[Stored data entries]
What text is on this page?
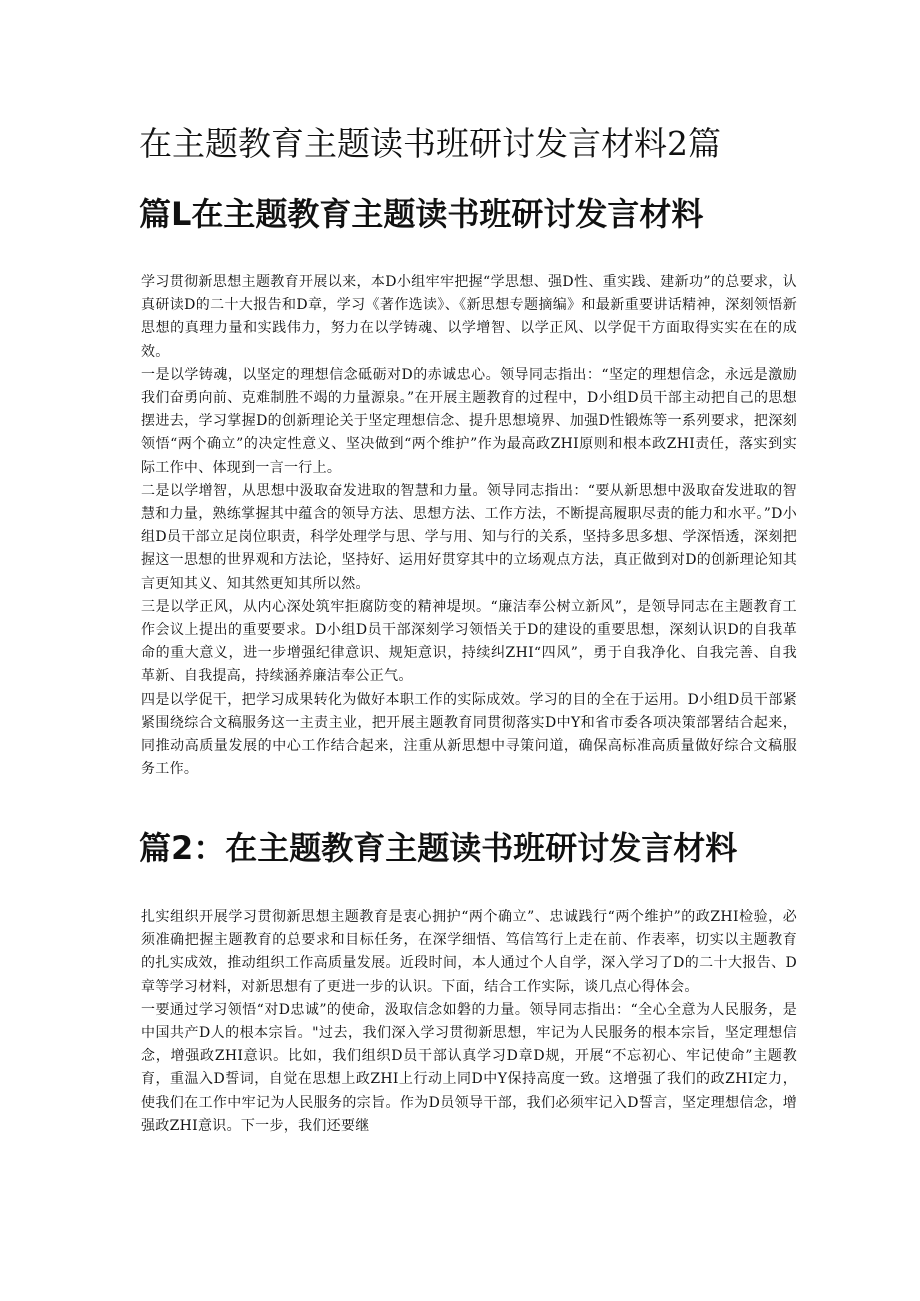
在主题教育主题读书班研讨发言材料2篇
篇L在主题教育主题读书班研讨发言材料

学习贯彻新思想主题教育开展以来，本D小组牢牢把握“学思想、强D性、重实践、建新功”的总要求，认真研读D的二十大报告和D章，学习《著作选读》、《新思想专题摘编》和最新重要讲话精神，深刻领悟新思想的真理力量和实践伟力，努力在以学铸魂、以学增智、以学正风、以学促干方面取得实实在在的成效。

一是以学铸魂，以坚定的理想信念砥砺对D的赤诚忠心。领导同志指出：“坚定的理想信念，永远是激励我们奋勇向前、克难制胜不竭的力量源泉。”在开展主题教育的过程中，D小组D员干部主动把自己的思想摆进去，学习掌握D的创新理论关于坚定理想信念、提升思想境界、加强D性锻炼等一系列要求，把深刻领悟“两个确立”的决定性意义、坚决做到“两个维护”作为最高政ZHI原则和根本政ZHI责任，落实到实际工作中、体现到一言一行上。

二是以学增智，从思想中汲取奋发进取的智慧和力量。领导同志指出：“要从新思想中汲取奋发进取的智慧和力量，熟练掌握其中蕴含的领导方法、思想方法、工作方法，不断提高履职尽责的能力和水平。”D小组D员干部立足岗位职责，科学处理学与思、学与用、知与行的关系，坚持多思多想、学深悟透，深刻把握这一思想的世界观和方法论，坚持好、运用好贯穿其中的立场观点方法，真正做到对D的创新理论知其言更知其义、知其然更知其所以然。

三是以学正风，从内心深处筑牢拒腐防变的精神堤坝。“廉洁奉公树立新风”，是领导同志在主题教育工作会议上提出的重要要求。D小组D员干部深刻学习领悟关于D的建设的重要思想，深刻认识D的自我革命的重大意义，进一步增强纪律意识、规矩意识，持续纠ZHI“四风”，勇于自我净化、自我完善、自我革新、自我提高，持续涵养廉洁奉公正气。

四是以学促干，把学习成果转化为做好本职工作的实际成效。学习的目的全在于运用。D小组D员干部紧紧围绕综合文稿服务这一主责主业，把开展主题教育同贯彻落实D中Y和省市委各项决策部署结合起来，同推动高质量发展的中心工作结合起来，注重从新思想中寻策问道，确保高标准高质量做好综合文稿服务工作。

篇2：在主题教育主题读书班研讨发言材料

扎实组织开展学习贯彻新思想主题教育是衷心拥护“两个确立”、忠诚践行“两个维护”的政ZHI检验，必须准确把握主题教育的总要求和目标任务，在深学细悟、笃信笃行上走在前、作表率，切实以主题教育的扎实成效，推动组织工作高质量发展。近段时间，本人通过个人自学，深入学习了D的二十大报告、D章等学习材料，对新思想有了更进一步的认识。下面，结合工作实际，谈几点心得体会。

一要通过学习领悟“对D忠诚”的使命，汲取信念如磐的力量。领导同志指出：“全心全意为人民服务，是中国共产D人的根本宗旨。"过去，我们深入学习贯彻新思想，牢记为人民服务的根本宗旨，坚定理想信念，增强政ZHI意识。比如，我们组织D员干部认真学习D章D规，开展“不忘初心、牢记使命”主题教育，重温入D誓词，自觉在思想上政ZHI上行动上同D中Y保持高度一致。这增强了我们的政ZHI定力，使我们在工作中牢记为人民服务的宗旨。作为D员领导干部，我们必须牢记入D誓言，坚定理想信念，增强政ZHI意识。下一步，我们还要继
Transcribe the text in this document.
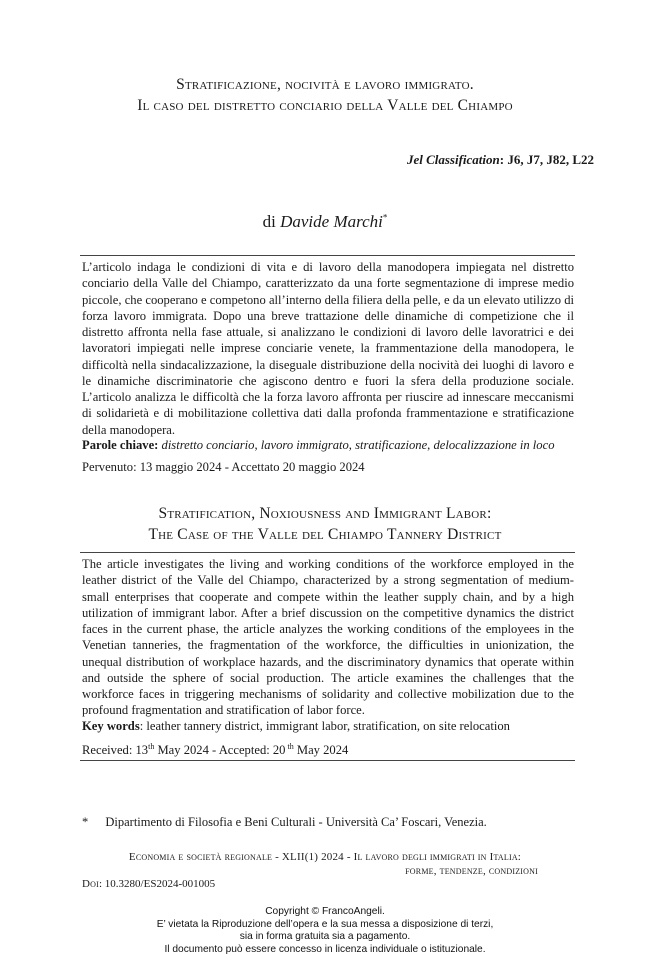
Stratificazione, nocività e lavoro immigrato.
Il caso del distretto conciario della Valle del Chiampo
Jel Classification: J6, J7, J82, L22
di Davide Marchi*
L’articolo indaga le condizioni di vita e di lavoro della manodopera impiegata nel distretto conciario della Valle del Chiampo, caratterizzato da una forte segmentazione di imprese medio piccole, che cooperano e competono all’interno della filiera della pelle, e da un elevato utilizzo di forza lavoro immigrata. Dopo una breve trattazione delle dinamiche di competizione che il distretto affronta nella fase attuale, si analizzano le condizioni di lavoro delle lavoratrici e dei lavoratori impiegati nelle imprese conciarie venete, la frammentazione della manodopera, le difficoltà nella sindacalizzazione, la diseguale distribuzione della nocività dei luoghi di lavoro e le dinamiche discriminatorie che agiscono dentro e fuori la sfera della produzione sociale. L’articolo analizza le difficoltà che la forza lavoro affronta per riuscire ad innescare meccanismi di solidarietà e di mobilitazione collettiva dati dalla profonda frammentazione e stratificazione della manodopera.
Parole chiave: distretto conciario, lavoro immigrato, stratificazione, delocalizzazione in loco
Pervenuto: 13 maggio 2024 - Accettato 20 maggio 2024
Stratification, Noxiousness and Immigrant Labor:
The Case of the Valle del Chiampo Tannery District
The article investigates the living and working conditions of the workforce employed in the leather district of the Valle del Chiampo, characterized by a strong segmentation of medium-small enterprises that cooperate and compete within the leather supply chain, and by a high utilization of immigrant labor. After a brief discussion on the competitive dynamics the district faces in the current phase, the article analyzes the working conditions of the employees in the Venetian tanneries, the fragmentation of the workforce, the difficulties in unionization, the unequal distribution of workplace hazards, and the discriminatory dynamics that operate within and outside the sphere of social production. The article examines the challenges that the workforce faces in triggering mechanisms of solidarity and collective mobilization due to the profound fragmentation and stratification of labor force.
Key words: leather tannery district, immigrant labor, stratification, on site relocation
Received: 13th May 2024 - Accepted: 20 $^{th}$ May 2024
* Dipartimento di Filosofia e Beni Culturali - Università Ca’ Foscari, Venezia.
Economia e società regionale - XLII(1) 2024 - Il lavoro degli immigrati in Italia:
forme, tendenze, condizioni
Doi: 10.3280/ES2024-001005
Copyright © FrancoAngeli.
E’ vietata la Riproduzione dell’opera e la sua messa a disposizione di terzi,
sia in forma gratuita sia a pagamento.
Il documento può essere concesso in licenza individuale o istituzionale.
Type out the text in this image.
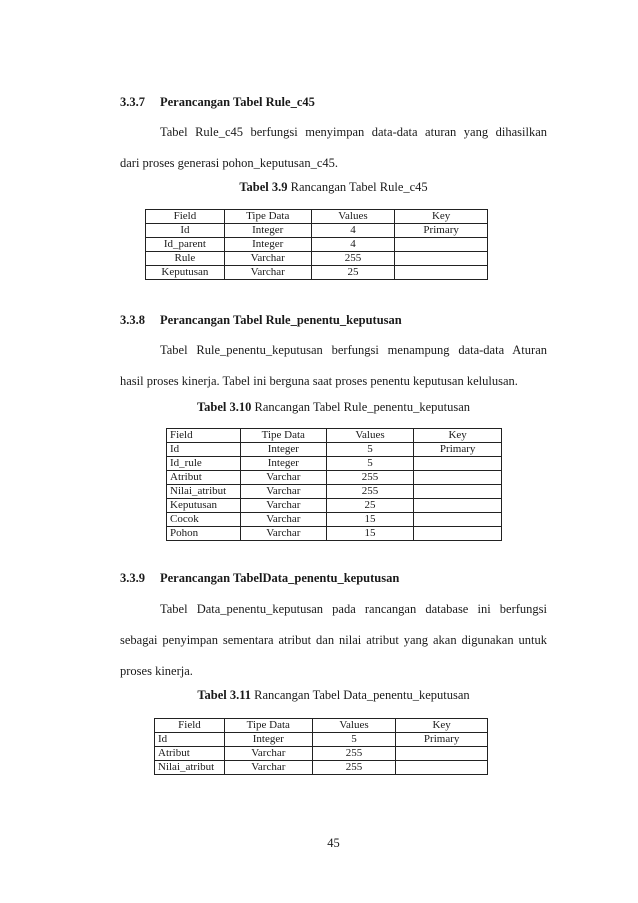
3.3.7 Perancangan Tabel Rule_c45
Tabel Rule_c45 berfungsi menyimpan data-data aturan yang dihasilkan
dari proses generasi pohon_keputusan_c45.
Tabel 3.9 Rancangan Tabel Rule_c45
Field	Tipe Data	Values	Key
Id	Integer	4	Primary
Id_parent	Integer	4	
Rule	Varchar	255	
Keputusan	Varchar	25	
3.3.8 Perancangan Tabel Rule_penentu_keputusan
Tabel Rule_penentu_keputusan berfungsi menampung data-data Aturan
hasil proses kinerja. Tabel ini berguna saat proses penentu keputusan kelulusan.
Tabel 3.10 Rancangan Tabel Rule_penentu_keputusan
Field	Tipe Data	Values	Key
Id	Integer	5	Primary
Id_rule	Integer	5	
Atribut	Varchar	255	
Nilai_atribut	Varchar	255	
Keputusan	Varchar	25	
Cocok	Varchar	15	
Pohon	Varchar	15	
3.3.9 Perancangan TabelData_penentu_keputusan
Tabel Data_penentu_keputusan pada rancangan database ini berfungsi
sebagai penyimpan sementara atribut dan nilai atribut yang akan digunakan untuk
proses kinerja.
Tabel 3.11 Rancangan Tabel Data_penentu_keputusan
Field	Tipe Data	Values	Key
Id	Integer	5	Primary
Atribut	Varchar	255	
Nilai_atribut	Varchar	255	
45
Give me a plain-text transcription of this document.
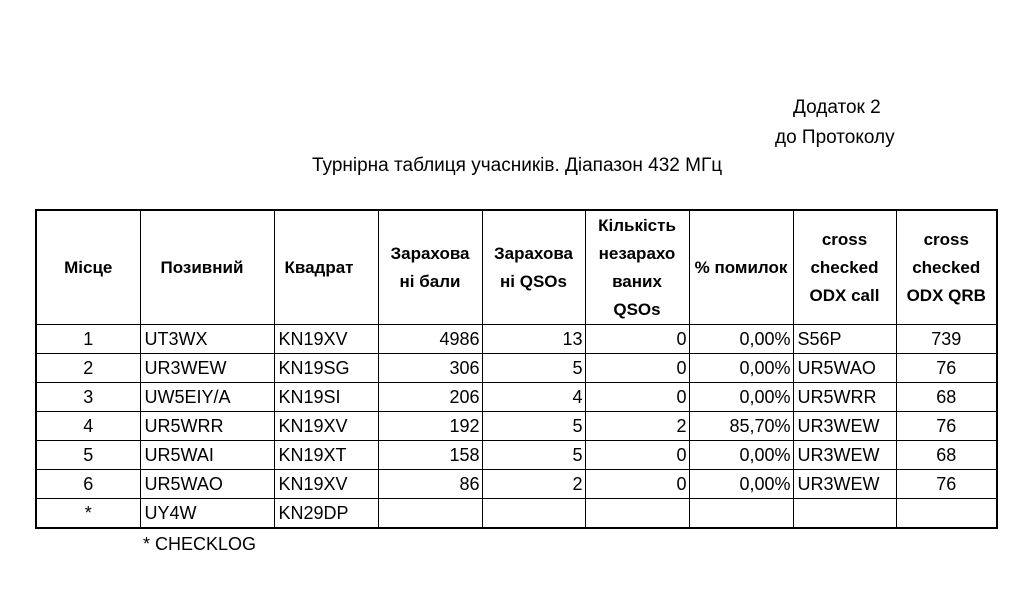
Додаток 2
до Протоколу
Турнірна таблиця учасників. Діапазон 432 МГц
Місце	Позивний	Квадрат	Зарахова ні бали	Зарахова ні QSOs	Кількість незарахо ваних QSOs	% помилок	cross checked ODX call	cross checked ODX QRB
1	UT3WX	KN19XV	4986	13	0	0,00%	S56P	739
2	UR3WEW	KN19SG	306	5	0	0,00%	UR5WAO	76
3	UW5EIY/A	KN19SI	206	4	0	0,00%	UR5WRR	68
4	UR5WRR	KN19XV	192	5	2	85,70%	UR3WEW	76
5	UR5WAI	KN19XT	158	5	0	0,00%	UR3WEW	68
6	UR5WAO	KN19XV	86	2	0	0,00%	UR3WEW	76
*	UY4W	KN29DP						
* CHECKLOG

• [Written exercise] From the data above, gather every line that includes the word "this".

• [Result]
What text is on this page?
Transcribe the text in this document.
Type out the text in this image.
Give me a plain-text transcription of this document.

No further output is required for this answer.